*Requirements:* Please print all of the material below, word for word.

*Data for this exercise:*

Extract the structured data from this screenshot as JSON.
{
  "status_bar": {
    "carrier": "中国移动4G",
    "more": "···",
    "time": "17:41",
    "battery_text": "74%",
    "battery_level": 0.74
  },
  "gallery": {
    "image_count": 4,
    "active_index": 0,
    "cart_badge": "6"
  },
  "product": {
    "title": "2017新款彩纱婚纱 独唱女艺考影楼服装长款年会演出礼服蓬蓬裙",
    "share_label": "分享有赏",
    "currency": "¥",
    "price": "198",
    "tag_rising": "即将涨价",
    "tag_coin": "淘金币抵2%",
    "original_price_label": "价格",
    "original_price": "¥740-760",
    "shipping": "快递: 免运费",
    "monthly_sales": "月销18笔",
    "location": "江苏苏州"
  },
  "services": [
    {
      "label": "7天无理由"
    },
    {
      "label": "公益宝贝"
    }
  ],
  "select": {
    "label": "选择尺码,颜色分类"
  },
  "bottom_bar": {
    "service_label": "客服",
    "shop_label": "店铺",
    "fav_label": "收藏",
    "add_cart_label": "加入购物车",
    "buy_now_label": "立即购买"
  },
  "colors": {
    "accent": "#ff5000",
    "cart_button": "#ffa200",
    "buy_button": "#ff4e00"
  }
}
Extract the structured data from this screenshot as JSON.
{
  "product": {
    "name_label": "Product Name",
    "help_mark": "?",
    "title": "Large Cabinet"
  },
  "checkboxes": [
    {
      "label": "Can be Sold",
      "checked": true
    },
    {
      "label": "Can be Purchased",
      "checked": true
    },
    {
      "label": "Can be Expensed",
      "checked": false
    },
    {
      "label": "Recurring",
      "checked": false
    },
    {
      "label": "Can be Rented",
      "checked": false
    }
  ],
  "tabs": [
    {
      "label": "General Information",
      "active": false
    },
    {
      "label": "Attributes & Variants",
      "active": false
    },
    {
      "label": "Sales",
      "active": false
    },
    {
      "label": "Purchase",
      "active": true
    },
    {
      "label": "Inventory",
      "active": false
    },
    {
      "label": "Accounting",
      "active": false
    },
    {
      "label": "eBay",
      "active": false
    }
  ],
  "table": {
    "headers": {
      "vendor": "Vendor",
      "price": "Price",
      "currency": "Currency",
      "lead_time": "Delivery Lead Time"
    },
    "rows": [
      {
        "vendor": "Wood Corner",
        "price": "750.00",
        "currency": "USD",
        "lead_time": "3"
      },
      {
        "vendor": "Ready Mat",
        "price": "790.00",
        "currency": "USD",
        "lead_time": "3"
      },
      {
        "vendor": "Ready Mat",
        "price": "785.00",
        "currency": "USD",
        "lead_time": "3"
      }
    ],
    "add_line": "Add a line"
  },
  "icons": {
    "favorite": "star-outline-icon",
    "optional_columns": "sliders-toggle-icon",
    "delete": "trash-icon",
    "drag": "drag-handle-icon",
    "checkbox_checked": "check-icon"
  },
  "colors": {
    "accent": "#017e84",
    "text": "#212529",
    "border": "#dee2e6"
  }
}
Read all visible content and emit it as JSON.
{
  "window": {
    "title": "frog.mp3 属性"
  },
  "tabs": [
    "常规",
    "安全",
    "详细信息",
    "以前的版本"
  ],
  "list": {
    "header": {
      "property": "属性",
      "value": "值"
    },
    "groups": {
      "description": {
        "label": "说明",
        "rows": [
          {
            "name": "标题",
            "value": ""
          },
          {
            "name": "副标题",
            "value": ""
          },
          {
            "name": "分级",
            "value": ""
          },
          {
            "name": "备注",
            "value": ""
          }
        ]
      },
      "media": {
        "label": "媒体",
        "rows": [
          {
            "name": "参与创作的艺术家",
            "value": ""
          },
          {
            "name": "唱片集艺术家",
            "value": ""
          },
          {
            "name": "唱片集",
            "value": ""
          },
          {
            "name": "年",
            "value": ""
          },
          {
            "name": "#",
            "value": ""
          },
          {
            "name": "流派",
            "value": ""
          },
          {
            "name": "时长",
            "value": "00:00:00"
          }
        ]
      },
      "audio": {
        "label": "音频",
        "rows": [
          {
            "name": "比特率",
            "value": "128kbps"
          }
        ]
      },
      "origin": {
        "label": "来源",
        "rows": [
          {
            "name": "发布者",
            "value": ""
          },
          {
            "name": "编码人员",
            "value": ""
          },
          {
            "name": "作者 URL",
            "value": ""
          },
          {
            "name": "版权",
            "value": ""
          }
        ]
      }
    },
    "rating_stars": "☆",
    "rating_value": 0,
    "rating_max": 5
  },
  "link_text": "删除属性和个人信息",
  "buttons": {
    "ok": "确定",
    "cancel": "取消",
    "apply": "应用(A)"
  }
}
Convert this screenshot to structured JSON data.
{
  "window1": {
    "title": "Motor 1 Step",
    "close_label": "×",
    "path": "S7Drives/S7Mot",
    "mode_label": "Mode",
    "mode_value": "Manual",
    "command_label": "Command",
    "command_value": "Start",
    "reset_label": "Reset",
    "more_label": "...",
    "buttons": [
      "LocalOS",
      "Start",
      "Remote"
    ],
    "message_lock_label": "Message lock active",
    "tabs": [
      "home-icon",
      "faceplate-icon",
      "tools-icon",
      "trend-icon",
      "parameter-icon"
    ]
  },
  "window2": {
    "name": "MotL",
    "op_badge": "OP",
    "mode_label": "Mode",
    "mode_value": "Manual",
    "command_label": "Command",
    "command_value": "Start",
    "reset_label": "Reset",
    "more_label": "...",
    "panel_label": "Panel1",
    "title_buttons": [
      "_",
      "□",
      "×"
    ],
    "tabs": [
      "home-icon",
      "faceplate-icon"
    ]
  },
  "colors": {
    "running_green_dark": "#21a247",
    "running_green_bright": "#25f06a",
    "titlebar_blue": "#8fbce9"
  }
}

*Expected output:*
Extract the structured data from this screenshot as JSON.
{
  "status_bar": {
    "carrier": "中国移动4G",
    "more": "···",
    "time": "17:41",
    "battery_text": "74%",
    "battery_level": 0.74
  },
  "gallery": {
    "image_count": 4,
    "active_index": 0,
    "cart_badge": "6"
  },
  "product": {
    "title": "2017新款彩纱婚纱 独唱女艺考影楼服装长款年会演出礼服蓬蓬裙",
    "share_label": "分享有赏",
    "currency": "¥",
    "price": "198",
    "tag_rising": "即将涨价",
    "tag_coin": "淘金币抵2%",
    "original_price_label": "价格",
    "original_price": "¥740-760",
    "shipping": "快递: 免运费",
    "monthly_sales": "月销18笔",
    "location": "江苏苏州"
  },
  "services": [
    {
      "label": "7天无理由"
    },
    {
      "label": "公益宝贝"
    }
  ],
  "select": {
    "label": "选择尺码,颜色分类"
  },
  "bottom_bar": {
    "service_label": "客服",
    "shop_label": "店铺",
    "fav_label": "收藏",
    "add_cart_label": "加入购物车",
    "buy_now_label": "立即购买"
  },
  "colors": {
    "accent": "#ff5000",
    "cart_button": "#ffa200",
    "buy_button": "#ff4e00"
  }
}
Extract the structured data from this screenshot as JSON.
{
  "product": {
    "name_label": "Product Name",
    "help_mark": "?",
    "title": "Large Cabinet"
  },
  "checkboxes": [
    {
      "label": "Can be Sold",
      "checked": true
    },
    {
      "label": "Can be Purchased",
      "checked": true
    },
    {
      "label": "Can be Expensed",
      "checked": false
    },
    {
      "label": "Recurring",
      "checked": false
    },
    {
      "label": "Can be Rented",
      "checked": false
    }
  ],
  "tabs": [
    {
      "label": "General Information",
      "active": false
    },
    {
      "label": "Attributes & Variants",
      "active": false
    },
    {
      "label": "Sales",
      "active": false
    },
    {
      "label": "Purchase",
      "active": true
    },
    {
      "label": "Inventory",
      "active": false
    },
    {
      "label": "Accounting",
      "active": false
    },
    {
      "label": "eBay",
      "active": false
    }
  ],
  "table": {
    "headers": {
      "vendor": "Vendor",
      "price": "Price",
      "currency": "Currency",
      "lead_time": "Delivery Lead Time"
    },
    "rows": [
      {
        "vendor": "Wood Corner",
        "price": "750.00",
        "currency": "USD",
        "lead_time": "3"
      },
      {
        "vendor": "Ready Mat",
        "price": "790.00",
        "currency": "USD",
        "lead_time": "3"
      },
      {
        "vendor": "Ready Mat",
        "price": "785.00",
        "currency": "USD",
        "lead_time": "3"
      }
    ],
    "add_line": "Add a line"
  },
  "icons": {
    "favorite": "star-outline-icon",
    "optional_columns": "sliders-toggle-icon",
    "delete": "trash-icon",
    "drag": "drag-handle-icon",
    "checkbox_checked": "check-icon"
  },
  "colors": {
    "accent": "#017e84",
    "text": "#212529",
    "border": "#dee2e6"
  }
}
Read all visible content and emit it as JSON.
{
  "window": {
    "title": "frog.mp3 属性"
  },
  "tabs": [
    "常规",
    "安全",
    "详细信息",
    "以前的版本"
  ],
  "list": {
    "header": {
      "property": "属性",
      "value": "值"
    },
    "groups": {
      "description": {
        "label": "说明",
        "rows": [
          {
            "name": "标题",
            "value": ""
          },
          {
            "name": "副标题",
            "value": ""
          },
          {
            "name": "分级",
            "value": ""
          },
          {
            "name": "备注",
            "value": ""
          }
        ]
      },
      "media": {
        "label": "媒体",
        "rows": [
          {
            "name": "参与创作的艺术家",
            "value": ""
          },
          {
            "name": "唱片集艺术家",
            "value": ""
          },
          {
            "name": "唱片集",
            "value": ""
          },
          {
            "name": "年",
            "value": ""
          },
          {
            "name": "#",
            "value": ""
          },
          {
            "name": "流派",
            "value": ""
          },
          {
            "name": "时长",
            "value": "00:00:00"
          }
        ]
      },
      "audio": {
        "label": "音频",
        "rows": [
          {
            "name": "比特率",
            "value": "128kbps"
          }
        ]
      },
      "origin": {
        "label": "来源",
        "rows": [
          {
            "name": "发布者",
            "value": ""
          },
          {
            "name": "编码人员",
            "value": ""
          },
          {
            "name": "作者 URL",
            "value": ""
          },
          {
            "name": "版权",
            "value": ""
          }
        ]
      }
    },
    "rating_stars": "☆",
    "rating_value": 0,
    "rating_max": 5
  },
  "link_text": "删除属性和个人信息",
  "buttons": {
    "ok": "确定",
    "cancel": "取消",
    "apply": "应用(A)"
  }
}
Convert this screenshot to structured JSON data.
{
  "window1": {
    "title": "Motor 1 Step",
    "close_label": "×",
    "path": "S7Drives/S7Mot",
    "mode_label": "Mode",
    "mode_value": "Manual",
    "command_label": "Command",
    "command_value": "Start",
    "reset_label": "Reset",
    "more_label": "...",
    "buttons": [
      "LocalOS",
      "Start",
      "Remote"
    ],
    "message_lock_label": "Message lock active",
    "tabs": [
      "home-icon",
      "faceplate-icon",
      "tools-icon",
      "trend-icon",
      "parameter-icon"
    ]
  },
  "window2": {
    "name": "MotL",
    "op_badge": "OP",
    "mode_label": "Mode",
    "mode_value": "Manual",
    "command_label": "Command",
    "command_value": "Start",
    "reset_label": "Reset",
    "more_label": "...",
    "panel_label": "Panel1",
    "title_buttons": [
      "_",
      "□",
      "×"
    ],
    "tabs": [
      "home-icon",
      "faceplate-icon"
    ]
  },
  "colors": {
    "running_green_dark": "#21a247",
    "running_green_bright": "#25f06a",
    "titlebar_blue": "#8fbce9"
  }
}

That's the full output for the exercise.